RECORDS FOR THIS EXERCISE:
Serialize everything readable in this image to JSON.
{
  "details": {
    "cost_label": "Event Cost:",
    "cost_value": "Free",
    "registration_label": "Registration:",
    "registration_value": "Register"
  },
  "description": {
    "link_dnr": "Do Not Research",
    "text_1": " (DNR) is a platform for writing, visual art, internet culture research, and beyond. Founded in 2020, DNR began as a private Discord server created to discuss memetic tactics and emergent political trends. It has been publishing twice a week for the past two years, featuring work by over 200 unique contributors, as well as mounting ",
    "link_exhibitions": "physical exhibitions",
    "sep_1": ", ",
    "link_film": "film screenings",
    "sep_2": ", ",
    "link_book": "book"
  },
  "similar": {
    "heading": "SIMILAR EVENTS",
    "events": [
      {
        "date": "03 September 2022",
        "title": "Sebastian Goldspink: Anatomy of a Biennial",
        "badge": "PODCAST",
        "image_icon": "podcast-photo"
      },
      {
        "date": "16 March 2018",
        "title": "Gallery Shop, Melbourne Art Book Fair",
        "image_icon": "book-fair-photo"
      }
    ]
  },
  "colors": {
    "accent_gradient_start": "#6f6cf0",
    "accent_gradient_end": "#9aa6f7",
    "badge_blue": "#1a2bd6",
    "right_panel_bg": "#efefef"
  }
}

INSTRUCTIONS FOR THE TASK:
Exactly reproduce the material above.

RESPONSE TO THE EXERCISE:
Serialize everything readable in this image to JSON.
{
  "details": {
    "cost_label": "Event Cost:",
    "cost_value": "Free",
    "registration_label": "Registration:",
    "registration_value": "Register"
  },
  "description": {
    "link_dnr": "Do Not Research",
    "text_1": " (DNR) is a platform for writing, visual art, internet culture research, and beyond. Founded in 2020, DNR began as a private Discord server created to discuss memetic tactics and emergent political trends. It has been publishing twice a week for the past two years, featuring work by over 200 unique contributors, as well as mounting ",
    "link_exhibitions": "physical exhibitions",
    "sep_1": ", ",
    "link_film": "film screenings",
    "sep_2": ", ",
    "link_book": "book"
  },
  "similar": {
    "heading": "SIMILAR EVENTS",
    "events": [
      {
        "date": "03 September 2022",
        "title": "Sebastian Goldspink: Anatomy of a Biennial",
        "badge": "PODCAST",
        "image_icon": "podcast-photo"
      },
      {
        "date": "16 March 2018",
        "title": "Gallery Shop, Melbourne Art Book Fair",
        "image_icon": "book-fair-photo"
      }
    ]
  },
  "colors": {
    "accent_gradient_start": "#6f6cf0",
    "accent_gradient_end": "#9aa6f7",
    "badge_blue": "#1a2bd6",
    "right_panel_bg": "#efefef"
  }
}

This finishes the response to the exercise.